━━━━━ Record list
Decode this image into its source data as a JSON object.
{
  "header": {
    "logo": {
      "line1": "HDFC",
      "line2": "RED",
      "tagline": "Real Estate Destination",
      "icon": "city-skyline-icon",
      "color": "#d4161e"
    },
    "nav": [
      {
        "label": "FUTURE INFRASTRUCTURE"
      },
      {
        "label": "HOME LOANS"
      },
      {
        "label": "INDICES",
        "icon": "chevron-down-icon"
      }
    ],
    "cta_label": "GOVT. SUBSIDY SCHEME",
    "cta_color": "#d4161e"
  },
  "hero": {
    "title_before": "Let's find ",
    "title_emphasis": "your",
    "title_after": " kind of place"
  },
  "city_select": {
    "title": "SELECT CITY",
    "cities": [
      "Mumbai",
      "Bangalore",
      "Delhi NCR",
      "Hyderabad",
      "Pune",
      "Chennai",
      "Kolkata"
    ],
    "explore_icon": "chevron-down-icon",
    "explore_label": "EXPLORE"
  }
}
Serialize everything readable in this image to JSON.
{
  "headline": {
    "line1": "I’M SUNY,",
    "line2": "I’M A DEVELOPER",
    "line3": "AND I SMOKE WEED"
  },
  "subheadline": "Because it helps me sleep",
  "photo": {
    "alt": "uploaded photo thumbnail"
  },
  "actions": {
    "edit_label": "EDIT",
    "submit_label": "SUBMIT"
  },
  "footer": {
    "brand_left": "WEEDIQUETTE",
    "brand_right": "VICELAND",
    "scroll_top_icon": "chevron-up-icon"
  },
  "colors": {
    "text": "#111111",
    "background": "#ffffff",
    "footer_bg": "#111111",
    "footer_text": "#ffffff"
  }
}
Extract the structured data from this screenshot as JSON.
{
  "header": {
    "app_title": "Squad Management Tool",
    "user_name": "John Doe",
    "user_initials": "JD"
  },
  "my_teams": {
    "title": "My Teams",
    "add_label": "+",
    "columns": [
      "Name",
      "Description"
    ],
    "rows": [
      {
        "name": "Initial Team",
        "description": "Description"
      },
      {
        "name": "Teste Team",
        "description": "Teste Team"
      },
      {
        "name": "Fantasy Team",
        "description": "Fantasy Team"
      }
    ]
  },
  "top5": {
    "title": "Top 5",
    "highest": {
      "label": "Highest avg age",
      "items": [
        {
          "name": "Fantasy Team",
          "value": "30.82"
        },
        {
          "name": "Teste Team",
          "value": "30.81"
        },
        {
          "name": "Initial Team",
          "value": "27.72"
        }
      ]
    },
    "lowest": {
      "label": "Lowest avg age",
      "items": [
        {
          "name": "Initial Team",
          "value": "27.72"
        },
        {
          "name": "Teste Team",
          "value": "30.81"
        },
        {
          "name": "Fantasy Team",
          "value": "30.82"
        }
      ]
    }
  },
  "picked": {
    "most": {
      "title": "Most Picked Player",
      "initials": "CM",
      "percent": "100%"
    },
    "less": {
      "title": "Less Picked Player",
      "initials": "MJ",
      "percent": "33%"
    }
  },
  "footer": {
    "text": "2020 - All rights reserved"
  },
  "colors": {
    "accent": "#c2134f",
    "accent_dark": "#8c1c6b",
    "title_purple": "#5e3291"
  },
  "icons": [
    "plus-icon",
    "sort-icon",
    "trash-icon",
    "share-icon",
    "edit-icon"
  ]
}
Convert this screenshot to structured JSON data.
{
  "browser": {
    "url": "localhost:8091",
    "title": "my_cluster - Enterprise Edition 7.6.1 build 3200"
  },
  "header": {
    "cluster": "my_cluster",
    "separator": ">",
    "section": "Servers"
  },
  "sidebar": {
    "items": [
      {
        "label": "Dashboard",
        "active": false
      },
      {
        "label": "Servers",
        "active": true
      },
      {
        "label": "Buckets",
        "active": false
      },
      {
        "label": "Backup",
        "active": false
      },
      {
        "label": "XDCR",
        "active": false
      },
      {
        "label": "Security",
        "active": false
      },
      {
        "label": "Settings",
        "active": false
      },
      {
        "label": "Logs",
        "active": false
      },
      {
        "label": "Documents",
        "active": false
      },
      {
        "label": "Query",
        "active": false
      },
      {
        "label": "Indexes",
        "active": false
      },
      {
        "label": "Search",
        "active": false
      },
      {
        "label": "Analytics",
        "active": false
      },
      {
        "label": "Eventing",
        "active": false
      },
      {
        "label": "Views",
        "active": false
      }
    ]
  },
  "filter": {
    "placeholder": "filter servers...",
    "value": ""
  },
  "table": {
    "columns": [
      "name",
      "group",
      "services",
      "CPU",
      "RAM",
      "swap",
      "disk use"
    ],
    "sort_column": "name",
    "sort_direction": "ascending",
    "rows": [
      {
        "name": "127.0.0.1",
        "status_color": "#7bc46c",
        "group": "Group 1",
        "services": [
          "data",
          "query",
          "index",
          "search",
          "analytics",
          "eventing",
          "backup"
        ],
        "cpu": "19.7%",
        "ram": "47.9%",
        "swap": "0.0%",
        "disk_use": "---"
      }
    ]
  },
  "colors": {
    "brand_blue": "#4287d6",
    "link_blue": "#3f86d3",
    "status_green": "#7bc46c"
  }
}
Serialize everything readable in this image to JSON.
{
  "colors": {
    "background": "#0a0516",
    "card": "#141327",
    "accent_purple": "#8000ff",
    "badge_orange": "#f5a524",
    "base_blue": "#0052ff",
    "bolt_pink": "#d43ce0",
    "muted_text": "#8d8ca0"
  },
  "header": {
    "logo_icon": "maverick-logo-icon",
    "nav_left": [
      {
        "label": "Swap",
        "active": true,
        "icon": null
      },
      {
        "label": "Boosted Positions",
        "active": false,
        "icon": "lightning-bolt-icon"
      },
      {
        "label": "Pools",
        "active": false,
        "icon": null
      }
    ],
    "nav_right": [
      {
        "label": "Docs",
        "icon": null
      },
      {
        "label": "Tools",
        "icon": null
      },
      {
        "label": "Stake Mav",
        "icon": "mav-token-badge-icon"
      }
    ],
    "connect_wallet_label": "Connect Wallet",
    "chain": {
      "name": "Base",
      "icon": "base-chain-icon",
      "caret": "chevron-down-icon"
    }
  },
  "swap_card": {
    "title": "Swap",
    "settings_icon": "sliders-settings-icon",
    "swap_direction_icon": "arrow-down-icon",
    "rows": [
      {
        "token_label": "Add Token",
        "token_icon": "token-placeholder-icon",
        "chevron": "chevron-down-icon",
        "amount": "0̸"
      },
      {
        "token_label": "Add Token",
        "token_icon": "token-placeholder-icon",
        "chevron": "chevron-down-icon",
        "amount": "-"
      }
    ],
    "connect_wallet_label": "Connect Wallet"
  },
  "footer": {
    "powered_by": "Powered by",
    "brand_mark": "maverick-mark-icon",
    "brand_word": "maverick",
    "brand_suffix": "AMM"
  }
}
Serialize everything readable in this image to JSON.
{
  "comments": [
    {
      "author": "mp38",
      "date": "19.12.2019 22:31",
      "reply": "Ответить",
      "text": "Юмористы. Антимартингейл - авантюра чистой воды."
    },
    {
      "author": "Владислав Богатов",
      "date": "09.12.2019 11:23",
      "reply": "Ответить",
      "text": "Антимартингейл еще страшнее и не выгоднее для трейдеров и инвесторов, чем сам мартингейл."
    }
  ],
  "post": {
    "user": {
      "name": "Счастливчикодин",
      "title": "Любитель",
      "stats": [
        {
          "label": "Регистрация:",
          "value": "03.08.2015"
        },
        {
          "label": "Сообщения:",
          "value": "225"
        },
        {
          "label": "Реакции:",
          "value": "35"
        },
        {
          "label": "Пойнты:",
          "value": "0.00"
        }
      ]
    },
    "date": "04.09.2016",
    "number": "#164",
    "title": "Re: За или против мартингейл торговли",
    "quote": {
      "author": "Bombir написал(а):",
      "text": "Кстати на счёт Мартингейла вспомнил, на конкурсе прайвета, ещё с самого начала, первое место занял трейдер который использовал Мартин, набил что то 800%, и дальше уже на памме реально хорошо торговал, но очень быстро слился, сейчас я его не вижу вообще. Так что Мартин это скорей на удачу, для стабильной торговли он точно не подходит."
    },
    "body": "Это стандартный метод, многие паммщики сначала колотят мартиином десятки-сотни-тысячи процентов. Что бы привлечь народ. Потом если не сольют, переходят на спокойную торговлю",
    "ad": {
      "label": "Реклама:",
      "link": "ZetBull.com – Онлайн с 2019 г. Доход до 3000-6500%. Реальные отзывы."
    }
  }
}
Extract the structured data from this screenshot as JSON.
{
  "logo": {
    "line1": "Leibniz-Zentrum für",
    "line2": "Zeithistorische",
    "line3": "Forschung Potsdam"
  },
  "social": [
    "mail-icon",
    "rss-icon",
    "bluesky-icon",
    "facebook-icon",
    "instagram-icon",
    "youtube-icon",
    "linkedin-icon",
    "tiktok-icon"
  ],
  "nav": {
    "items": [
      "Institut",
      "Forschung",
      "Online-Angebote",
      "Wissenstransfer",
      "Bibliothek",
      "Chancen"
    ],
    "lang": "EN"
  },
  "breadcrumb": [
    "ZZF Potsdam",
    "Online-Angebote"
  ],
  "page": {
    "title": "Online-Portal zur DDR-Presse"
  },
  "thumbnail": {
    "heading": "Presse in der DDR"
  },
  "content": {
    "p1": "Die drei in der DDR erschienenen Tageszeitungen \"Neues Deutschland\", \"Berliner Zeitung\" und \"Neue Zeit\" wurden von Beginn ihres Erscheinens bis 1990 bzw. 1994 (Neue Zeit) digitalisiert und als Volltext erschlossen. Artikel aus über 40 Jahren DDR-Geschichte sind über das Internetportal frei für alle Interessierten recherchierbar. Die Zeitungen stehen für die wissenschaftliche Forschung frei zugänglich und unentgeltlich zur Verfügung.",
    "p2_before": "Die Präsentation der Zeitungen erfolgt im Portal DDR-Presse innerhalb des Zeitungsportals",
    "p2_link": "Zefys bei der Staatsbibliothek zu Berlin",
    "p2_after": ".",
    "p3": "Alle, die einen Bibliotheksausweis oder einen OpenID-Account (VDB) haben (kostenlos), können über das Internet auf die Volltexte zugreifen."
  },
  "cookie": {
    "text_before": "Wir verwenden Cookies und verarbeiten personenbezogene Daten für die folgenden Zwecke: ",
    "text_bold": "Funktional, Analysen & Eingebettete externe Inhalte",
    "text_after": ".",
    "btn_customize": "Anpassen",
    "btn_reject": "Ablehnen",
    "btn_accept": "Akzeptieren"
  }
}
━━━━━━━━━━
What to work on => In the entries above, find the lines containing the word "author" and say how many there are, with no other words.

Written answer => 3